Exercise requirements> Reproduce the post about five years of using FreshRSS below in full, word for word.

Text excerpt>
5 Years with FreshRSS

Time to read

Did you know: Google Reader has been dead longer than it was ever alive?

Actually, we passed that milestone a while ago: being shut down on the first of July 2013, GR lasted just shy of 7 years and 9 months, and it’s now been solidly over a decade since the party ended. In the intervening period a lot of news sites have stopped maintaining their RSS feeds properly, while the old Blogosphere has withered and in many cases been replaced with paid email ‘newsletters’. Still, there are those of us that never got over the format (seriously, you want to get this stuff in your email client?) and had to search for a new place to read our remaining feeds.

Five years ago now I wrote Adventures in the Twilight Years of RSS about my journey to that point—from alternate web services to self-hosting, via an extended digression in an ereader-based system. I had just spun up a FreshRSS server a few months earlier and was still feeling things out.

Well, I’m very happy to say that I’m still using that same system, five whole years later. It’s going great!

Fundamentally, it’s a web-based feed reader (functionally meaning that you can access it, synchronised, between devices) while lacking the subscription restrictions and ads you tend to get on centrally-hosted services. I’ve enjoyed watching development over on the github repository—it’s one of very few pieces of technology I look forward to improvements in anymore—and if only I knew any PHP I’d chip in.

The UI hasn’t changed much in all that time, but why should it? Actual features have certainly improved—including running requests in parallel, more powerful searching, and better extraction of full text—and that’s what we’re here for. The community is fine,1 there are a large number of compatible apps due to supporting two common APIs, and you can follow as many feeds as you like (I have more than 500). Ultimately these are all the features I strictly need, though others are still appreciated like the one that powers my shares feed.

589 feeds in 34 categories makes for a delightful mess of a stats screen.

Records shown>
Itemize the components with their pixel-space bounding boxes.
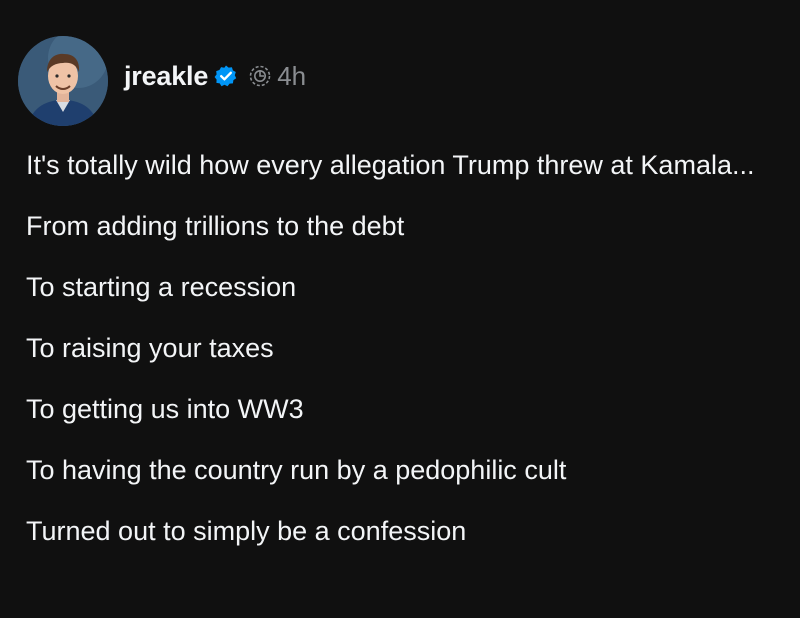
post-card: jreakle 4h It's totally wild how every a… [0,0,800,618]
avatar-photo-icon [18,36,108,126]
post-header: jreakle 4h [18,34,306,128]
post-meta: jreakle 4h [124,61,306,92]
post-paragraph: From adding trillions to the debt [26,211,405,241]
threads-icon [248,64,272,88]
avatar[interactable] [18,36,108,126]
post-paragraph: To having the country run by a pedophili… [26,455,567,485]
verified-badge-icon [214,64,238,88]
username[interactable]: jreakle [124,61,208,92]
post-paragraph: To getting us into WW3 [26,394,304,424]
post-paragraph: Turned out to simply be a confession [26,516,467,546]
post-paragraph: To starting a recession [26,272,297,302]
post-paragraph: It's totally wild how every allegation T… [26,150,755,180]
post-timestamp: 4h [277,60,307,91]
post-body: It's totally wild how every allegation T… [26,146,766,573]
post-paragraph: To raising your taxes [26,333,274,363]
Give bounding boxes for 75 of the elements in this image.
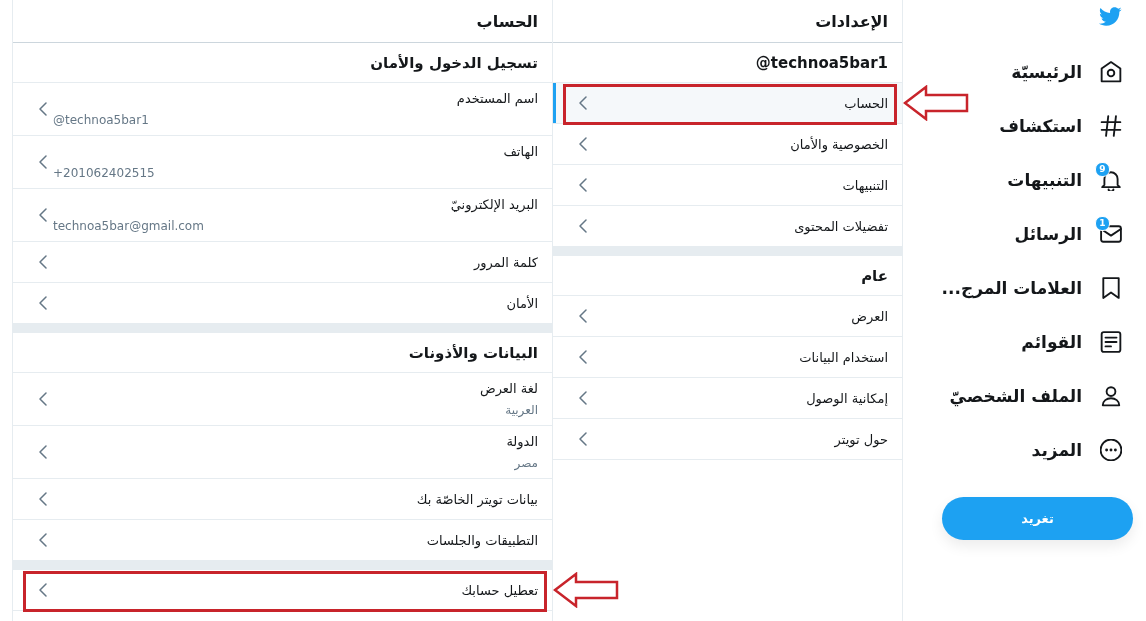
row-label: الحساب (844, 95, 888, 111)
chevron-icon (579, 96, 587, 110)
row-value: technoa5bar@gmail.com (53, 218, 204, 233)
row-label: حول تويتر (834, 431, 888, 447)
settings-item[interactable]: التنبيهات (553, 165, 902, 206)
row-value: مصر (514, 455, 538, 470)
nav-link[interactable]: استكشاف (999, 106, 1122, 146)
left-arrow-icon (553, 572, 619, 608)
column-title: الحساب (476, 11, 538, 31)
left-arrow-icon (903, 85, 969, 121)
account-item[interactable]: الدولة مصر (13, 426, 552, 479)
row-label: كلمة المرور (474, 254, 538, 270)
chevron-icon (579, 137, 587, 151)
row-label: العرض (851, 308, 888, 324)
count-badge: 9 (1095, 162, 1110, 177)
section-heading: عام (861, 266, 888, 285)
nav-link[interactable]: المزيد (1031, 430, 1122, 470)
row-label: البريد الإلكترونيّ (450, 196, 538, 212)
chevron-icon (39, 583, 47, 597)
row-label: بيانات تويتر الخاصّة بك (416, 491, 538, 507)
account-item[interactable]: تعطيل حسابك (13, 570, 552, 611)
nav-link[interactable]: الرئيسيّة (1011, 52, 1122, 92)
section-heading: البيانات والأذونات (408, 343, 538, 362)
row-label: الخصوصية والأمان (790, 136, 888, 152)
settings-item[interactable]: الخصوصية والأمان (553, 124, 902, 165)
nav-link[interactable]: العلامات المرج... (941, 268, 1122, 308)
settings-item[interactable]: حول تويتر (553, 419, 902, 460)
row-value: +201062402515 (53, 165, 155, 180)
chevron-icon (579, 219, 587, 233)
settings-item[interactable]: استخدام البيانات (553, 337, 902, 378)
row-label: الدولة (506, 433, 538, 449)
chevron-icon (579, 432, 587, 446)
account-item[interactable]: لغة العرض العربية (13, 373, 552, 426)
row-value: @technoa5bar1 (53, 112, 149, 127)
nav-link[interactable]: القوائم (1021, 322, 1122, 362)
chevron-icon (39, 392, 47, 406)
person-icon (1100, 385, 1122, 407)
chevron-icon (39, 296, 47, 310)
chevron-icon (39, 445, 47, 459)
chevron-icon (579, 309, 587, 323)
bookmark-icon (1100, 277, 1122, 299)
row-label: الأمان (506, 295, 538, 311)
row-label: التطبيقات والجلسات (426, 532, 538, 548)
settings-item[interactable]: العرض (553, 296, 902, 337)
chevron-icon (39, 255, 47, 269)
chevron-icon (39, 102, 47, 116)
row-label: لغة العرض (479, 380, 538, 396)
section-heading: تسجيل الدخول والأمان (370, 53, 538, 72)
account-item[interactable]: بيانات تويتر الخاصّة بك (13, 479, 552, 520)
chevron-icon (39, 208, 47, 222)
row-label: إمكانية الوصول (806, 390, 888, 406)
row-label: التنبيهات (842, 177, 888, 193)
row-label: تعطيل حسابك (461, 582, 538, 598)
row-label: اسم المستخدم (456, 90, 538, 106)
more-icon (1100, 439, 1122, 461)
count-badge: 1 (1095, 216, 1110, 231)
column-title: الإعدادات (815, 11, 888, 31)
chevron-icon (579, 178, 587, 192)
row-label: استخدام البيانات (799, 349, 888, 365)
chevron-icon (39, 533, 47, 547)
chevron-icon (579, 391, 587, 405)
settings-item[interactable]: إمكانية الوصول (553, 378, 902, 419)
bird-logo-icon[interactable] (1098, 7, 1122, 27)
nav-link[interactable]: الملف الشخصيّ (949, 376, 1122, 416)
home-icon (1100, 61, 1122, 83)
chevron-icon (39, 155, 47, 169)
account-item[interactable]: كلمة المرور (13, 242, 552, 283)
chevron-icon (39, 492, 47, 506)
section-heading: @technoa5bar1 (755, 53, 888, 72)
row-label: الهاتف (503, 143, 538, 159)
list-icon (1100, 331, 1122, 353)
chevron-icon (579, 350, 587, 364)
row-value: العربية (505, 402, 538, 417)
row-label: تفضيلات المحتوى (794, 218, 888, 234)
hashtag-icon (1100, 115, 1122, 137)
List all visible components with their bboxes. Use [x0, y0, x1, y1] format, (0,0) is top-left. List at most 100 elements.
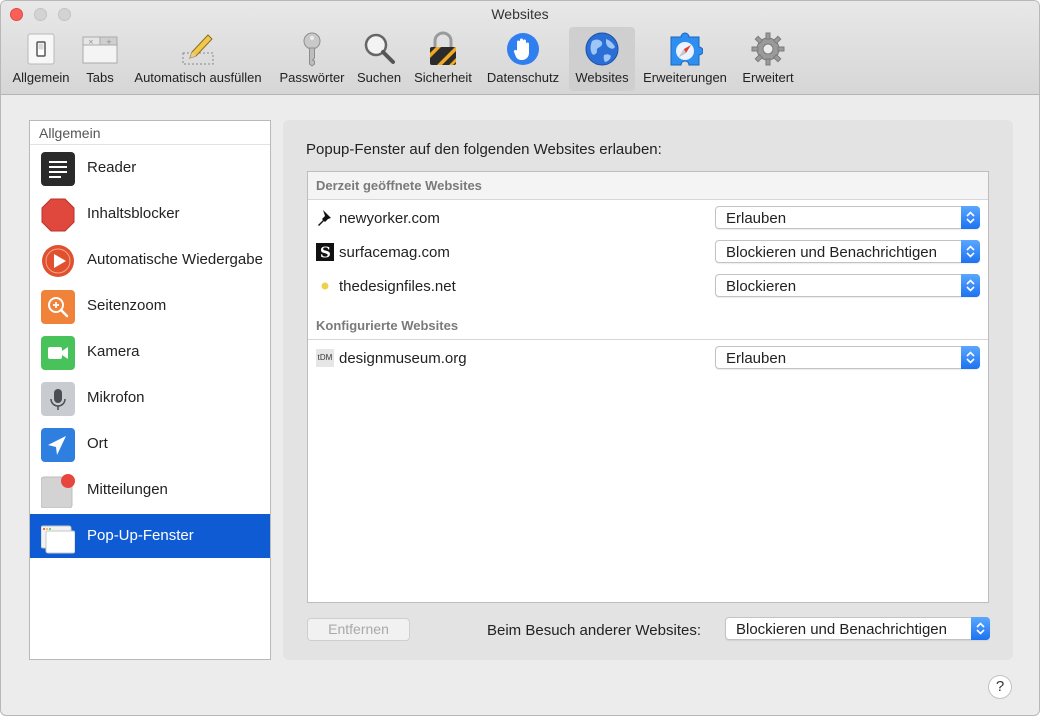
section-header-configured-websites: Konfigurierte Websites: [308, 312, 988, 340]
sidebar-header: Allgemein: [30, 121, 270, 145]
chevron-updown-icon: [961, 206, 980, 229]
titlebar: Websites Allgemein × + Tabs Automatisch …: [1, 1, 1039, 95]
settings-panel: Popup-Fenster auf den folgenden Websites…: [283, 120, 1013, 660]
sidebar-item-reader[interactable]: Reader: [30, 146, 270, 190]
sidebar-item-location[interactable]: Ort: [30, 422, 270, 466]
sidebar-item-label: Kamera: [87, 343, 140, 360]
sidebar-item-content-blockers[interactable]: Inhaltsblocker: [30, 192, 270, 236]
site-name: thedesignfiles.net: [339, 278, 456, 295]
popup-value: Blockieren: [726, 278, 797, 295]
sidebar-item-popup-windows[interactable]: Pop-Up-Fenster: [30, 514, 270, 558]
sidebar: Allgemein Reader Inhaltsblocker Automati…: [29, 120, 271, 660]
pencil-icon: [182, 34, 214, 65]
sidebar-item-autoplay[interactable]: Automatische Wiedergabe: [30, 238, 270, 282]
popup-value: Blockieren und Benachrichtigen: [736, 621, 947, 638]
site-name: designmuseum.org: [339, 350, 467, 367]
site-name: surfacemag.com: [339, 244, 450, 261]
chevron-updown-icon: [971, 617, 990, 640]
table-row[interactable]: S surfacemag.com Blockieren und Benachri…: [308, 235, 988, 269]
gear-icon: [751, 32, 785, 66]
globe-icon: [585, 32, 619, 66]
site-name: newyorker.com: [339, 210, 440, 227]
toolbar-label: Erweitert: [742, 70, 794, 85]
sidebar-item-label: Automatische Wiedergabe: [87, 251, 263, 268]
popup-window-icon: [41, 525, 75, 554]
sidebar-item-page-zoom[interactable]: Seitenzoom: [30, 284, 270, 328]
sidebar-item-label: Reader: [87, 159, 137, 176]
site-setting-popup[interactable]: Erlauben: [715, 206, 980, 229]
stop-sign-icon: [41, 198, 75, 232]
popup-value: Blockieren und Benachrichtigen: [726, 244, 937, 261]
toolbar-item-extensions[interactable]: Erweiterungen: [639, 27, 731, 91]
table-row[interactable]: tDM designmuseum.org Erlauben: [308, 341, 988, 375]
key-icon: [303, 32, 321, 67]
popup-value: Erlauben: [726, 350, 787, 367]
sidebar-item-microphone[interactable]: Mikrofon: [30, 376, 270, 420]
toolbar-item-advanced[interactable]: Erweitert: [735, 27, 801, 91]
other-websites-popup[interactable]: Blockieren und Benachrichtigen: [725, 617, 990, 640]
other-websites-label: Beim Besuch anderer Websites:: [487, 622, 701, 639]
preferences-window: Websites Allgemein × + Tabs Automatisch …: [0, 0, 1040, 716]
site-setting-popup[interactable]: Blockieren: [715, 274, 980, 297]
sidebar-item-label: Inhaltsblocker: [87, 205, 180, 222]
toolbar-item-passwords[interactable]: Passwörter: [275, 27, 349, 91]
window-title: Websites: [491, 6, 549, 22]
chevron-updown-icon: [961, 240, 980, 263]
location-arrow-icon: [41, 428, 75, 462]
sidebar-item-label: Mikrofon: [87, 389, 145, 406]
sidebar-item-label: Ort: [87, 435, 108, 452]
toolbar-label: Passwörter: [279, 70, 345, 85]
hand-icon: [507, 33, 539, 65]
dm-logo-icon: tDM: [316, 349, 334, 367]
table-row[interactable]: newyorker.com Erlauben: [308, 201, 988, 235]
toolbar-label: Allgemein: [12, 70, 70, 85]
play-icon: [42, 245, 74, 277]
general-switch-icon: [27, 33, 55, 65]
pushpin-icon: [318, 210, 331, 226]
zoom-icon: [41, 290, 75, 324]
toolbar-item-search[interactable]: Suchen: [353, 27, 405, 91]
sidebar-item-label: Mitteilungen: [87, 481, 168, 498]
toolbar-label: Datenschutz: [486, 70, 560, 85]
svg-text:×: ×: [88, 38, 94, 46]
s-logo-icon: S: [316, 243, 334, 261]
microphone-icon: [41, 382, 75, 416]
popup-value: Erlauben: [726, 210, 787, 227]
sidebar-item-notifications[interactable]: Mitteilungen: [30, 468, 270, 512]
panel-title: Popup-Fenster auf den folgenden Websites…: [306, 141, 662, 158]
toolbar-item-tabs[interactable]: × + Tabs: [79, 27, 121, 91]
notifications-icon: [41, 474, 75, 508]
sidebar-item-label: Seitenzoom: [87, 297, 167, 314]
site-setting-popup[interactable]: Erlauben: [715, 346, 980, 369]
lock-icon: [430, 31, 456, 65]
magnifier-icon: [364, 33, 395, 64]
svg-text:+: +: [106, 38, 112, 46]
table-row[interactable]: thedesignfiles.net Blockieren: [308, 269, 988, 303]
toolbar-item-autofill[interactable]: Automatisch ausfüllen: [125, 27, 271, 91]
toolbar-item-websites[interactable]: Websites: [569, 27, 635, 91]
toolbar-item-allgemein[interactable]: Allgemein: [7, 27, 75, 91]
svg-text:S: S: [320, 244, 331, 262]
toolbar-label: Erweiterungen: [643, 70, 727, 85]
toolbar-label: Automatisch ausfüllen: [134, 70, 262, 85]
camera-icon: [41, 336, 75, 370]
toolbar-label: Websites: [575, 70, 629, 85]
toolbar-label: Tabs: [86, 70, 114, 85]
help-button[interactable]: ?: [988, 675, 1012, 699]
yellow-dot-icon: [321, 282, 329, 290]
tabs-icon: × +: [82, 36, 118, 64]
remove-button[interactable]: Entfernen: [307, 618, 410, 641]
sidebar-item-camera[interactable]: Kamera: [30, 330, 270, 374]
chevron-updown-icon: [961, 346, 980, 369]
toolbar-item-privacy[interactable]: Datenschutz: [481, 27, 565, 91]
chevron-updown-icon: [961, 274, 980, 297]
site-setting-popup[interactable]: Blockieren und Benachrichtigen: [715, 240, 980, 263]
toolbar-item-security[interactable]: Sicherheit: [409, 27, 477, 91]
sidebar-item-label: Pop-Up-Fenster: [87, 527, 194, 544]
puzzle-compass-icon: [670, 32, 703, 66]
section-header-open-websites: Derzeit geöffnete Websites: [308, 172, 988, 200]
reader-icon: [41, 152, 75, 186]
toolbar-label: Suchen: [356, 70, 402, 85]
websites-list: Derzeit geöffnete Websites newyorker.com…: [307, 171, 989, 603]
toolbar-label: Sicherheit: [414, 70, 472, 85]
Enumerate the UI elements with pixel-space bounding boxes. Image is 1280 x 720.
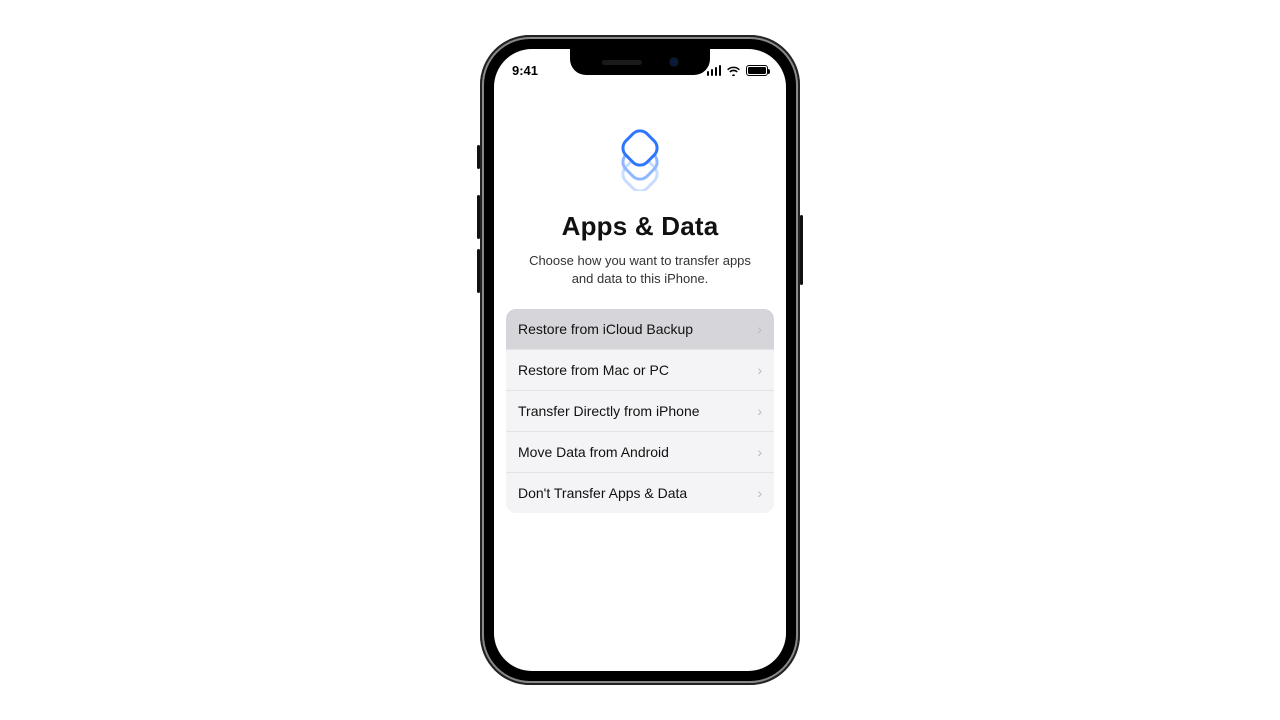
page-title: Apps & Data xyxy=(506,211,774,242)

Complete answer>
5 Years with FreshRSS

Time to read

Did you know: Google Reader has been dead longer than it was ever alive?

Actually, we passed that milestone a while ago: being shut down on the first of July 2013, GR lasted just shy of 7 years and 9 months, and it’s now been solidly over a decade since the party ended. In the intervening period a lot of news sites have stopped maintaining their RSS feeds properly, while the old Blogosphere has withered and in many cases been replaced with paid email ‘newsletters’. Still, there are those of us that never got over the format (seriously, you want to get this stuff in your email client?) and had to search for a new place to read our remaining feeds.

Five years ago now I wrote Adventures in the Twilight Years of RSS about my journey to that point—from alternate web services to self-hosting, via an extended digression in an ereader-based system. I had just spun up a FreshRSS server a few months earlier and was still feeling things out.

Well, I’m very happy to say that I’m still using that same system, five whole years later. It’s going great!

Fundamentally, it’s a web-based feed reader (functionally meaning that you can access it, synchronised, between devices) while lacking the subscription restrictions and ads you tend to get on centrally-hosted services. I’ve enjoyed watching development over on the github repository—it’s one of very few pieces of technology I look forward to improvements in anymore—and if only I knew any PHP I’d chip in.

The UI hasn’t changed much in all that time, but why should it? Actual features have certainly improved—including running requests in parallel, more powerful searching, and better extraction of full text—and that’s what we’re here for. The community is fine,1 there are a large number of compatible apps due to supporting two common APIs, and you can follow as many feeds as you like (I have more than 500). Ultimately these are all the features I strictly need, though others are still appreciated like the one that powers my shares feed.

589 feeds in 34 categories makes for a delightful mess of a stats screen.